> _Work instructions_
Would you pull out every line of the material that contains the string "relevantes"?

^^^^^^^^^^^^^^^^

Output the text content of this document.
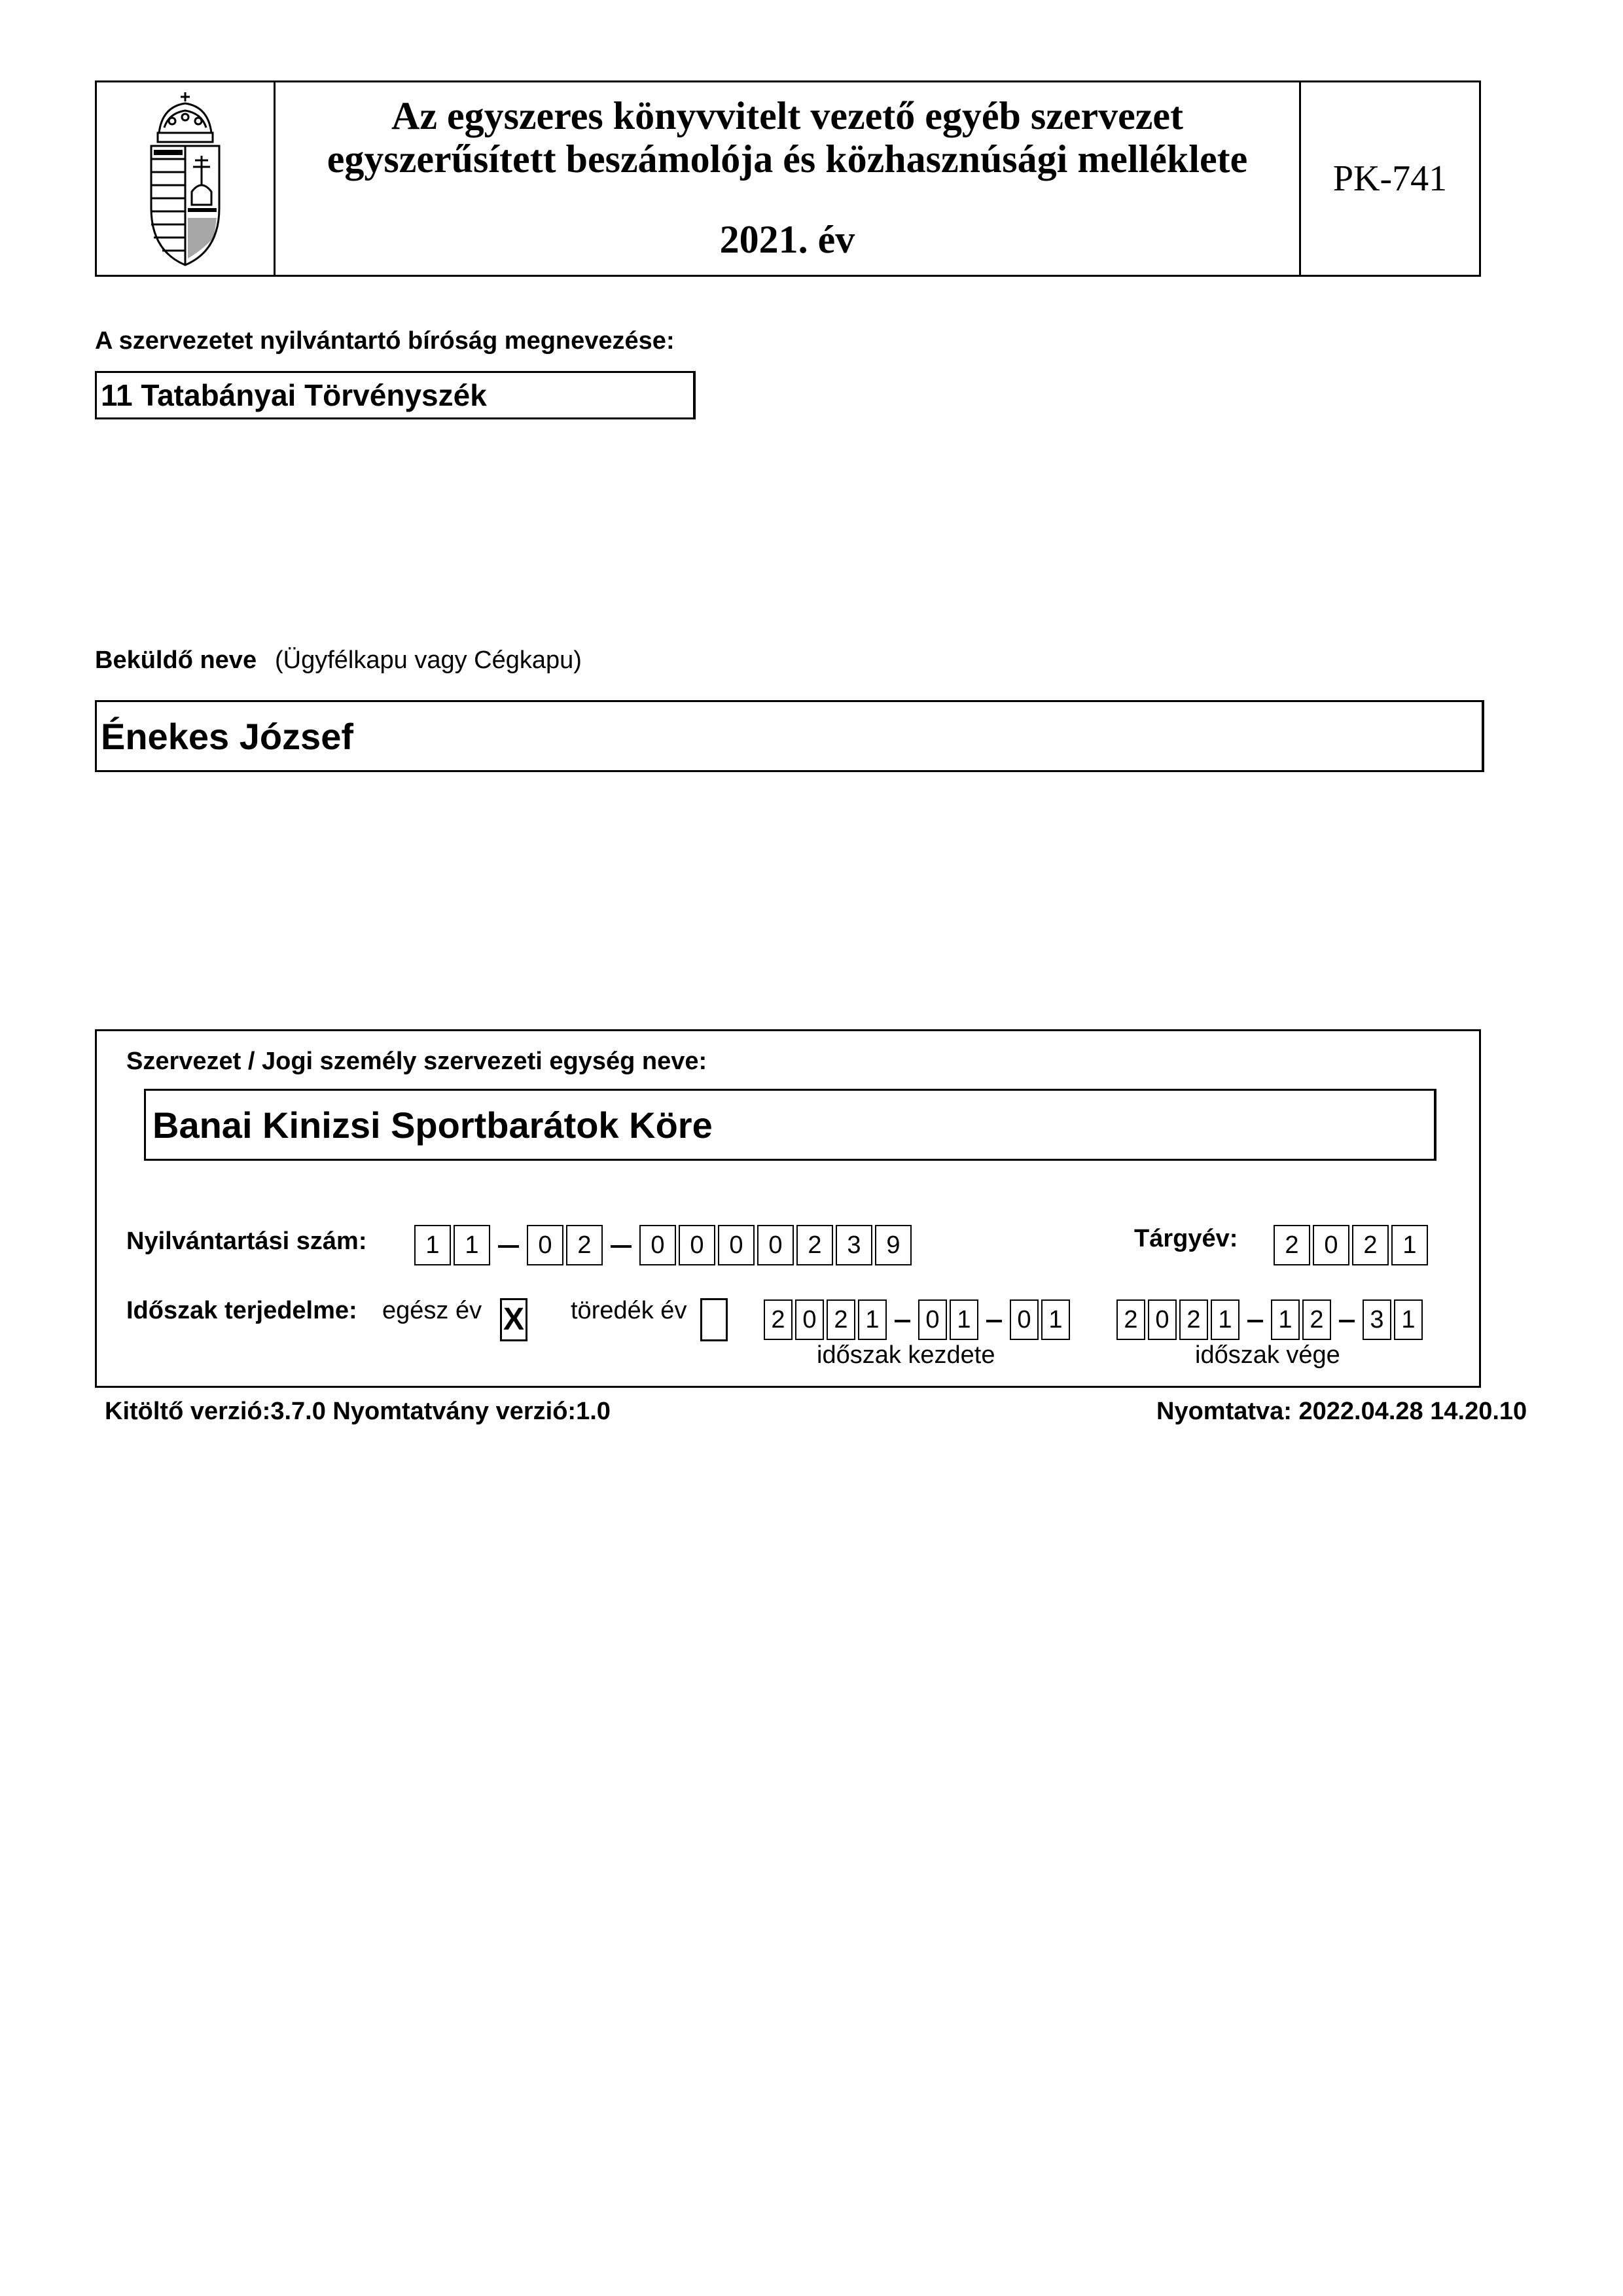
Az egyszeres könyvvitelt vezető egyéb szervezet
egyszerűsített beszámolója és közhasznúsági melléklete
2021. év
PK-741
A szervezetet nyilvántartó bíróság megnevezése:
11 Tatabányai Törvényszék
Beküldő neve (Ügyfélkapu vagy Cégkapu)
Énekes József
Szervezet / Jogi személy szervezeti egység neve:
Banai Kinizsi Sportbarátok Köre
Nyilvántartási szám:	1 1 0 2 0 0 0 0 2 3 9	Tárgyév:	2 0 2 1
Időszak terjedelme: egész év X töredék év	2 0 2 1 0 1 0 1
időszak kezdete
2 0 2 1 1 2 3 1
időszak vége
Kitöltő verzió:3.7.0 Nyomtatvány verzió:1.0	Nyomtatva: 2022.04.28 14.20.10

^^^^^^^^^^^^^^^^

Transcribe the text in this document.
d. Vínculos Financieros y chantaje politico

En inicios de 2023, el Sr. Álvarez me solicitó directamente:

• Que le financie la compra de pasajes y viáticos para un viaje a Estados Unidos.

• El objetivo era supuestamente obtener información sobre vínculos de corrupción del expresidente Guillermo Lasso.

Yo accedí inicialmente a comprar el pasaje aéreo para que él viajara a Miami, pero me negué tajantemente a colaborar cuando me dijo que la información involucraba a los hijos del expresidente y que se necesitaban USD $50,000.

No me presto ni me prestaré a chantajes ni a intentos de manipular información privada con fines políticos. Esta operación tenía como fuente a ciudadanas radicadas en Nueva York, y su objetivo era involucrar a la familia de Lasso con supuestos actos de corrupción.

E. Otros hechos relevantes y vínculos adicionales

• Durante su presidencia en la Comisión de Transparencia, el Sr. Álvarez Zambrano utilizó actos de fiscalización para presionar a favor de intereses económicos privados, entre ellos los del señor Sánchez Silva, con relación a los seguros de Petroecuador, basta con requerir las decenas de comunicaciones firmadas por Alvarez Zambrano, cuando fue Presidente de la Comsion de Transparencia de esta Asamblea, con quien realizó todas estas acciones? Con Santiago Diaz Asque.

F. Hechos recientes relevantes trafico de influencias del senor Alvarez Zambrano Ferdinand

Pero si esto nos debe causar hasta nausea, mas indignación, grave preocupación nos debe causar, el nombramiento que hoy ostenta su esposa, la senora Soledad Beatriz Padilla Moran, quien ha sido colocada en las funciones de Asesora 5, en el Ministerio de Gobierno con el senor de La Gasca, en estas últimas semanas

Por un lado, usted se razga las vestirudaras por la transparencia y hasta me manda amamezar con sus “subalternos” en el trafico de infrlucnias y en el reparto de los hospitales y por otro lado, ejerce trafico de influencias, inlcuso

^^^^^^^^^^^^^^^^

> _Expected output_
E. Otros hechos relevantes y vínculos adicionales
F. Hechos recientes relevantes trafico de influencias del senor Alvarez Zambrano Ferdinand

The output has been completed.